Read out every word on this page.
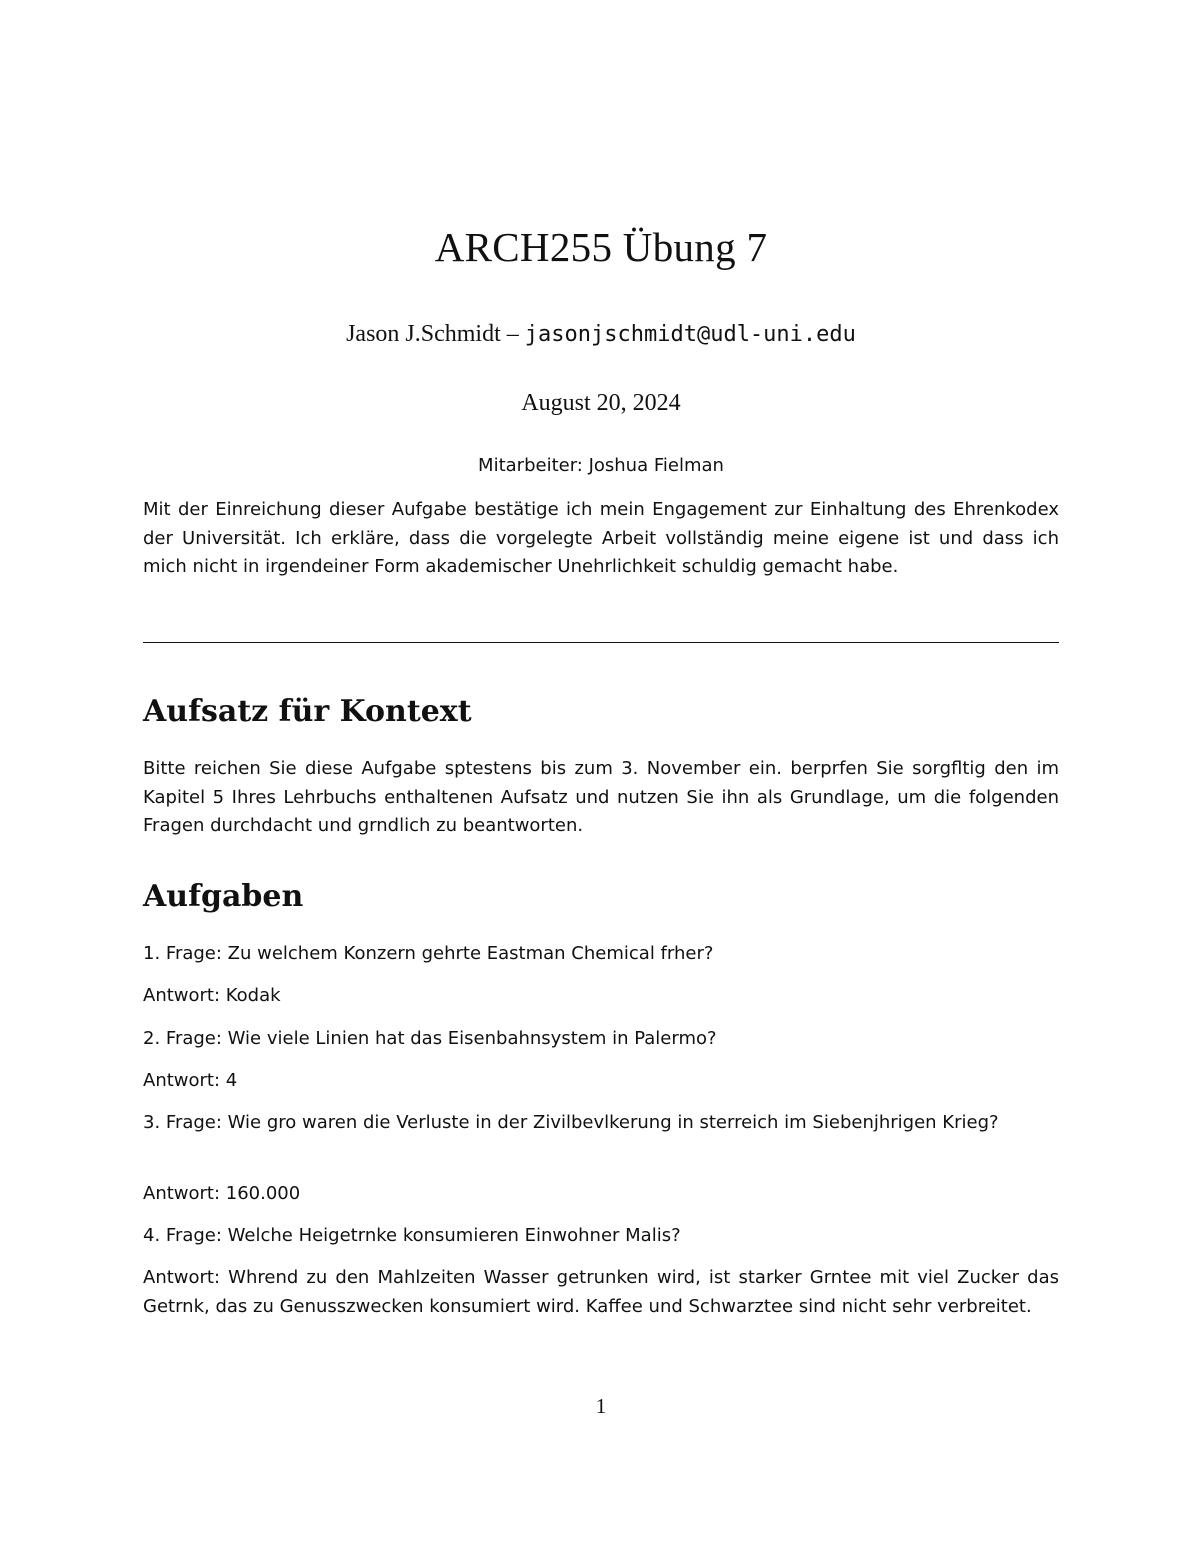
ARCH255 Übung 7
Jason J.Schmidt – jasonjschmidt@udl-uni.edu
August 20, 2024
Mitarbeiter: Joshua Fielman

Mit der Einreichung dieser Aufgabe bestätige ich mein Engagement zur Einhaltung des Ehrenkodex der Universität. Ich erkläre, dass die vorgelegte Arbeit vollständig meine eigene ist und dass ich mich nicht in irgendeiner Form akademischer Unehrlichkeit schuldig gemacht habe.

Aufsatz für Kontext

Bitte reichen Sie diese Aufgabe sptestens bis zum 3. November ein. berprfen Sie sorgfltig den im Kapitel 5 Ihres Lehrbuchs enthaltenen Aufsatz und nutzen Sie ihn als Grundlage, um die folgenden Fragen durchdacht und grndlich zu beantworten.

Aufgaben

1. Frage: Zu welchem Konzern gehrte Eastman Chemical frher?

Antwort: Kodak

2. Frage: Wie viele Linien hat das Eisenbahnsystem in Palermo?

Antwort: 4

3. Frage: Wie gro waren die Verluste in der Zivilbevlkerung in sterreich im Siebenjhrigen Krieg?

Antwort: 160.000

4. Frage: Welche Heigetrnke konsumieren Einwohner Malis?

Antwort: Whrend zu den Mahlzeiten Wasser getrunken wird, ist starker Grntee mit viel Zucker das Getrnk, das zu Genusszwecken konsumiert wird. Kaffee und Schwarztee sind nicht sehr verbreitet.

1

- _Task prompt_
Write out the listing above exactly as it stands, pictures excluded.

- _Worked solution_
Read out every word on this page.
ARCH255 Übung 7
Jason J.Schmidt – jasonjschmidt@udl-uni.edu
August 20, 2024
Mitarbeiter: Joshua Fielman

Mit der Einreichung dieser Aufgabe bestätige ich mein Engagement zur Einhaltung des Ehrenkodex der Universität. Ich erkläre, dass die vorgelegte Arbeit vollständig meine eigene ist und dass ich mich nicht in irgendeiner Form akademischer Unehrlichkeit schuldig gemacht habe.

Aufsatz für Kontext

Bitte reichen Sie diese Aufgabe sptestens bis zum 3. November ein. berprfen Sie sorgfltig den im Kapitel 5 Ihres Lehrbuchs enthaltenen Aufsatz und nutzen Sie ihn als Grundlage, um die folgenden Fragen durchdacht und grndlich zu beantworten.

Aufgaben

1. Frage: Zu welchem Konzern gehrte Eastman Chemical frher?

Antwort: Kodak

2. Frage: Wie viele Linien hat das Eisenbahnsystem in Palermo?

Antwort: 4

3. Frage: Wie gro waren die Verluste in der Zivilbevlkerung in sterreich im Siebenjhrigen Krieg?

Antwort: 160.000

4. Frage: Welche Heigetrnke konsumieren Einwohner Malis?

Antwort: Whrend zu den Mahlzeiten Wasser getrunken wird, ist starker Grntee mit viel Zucker das Getrnk, das zu Genusszwecken konsumiert wird. Kaffee und Schwarztee sind nicht sehr verbreitet.

1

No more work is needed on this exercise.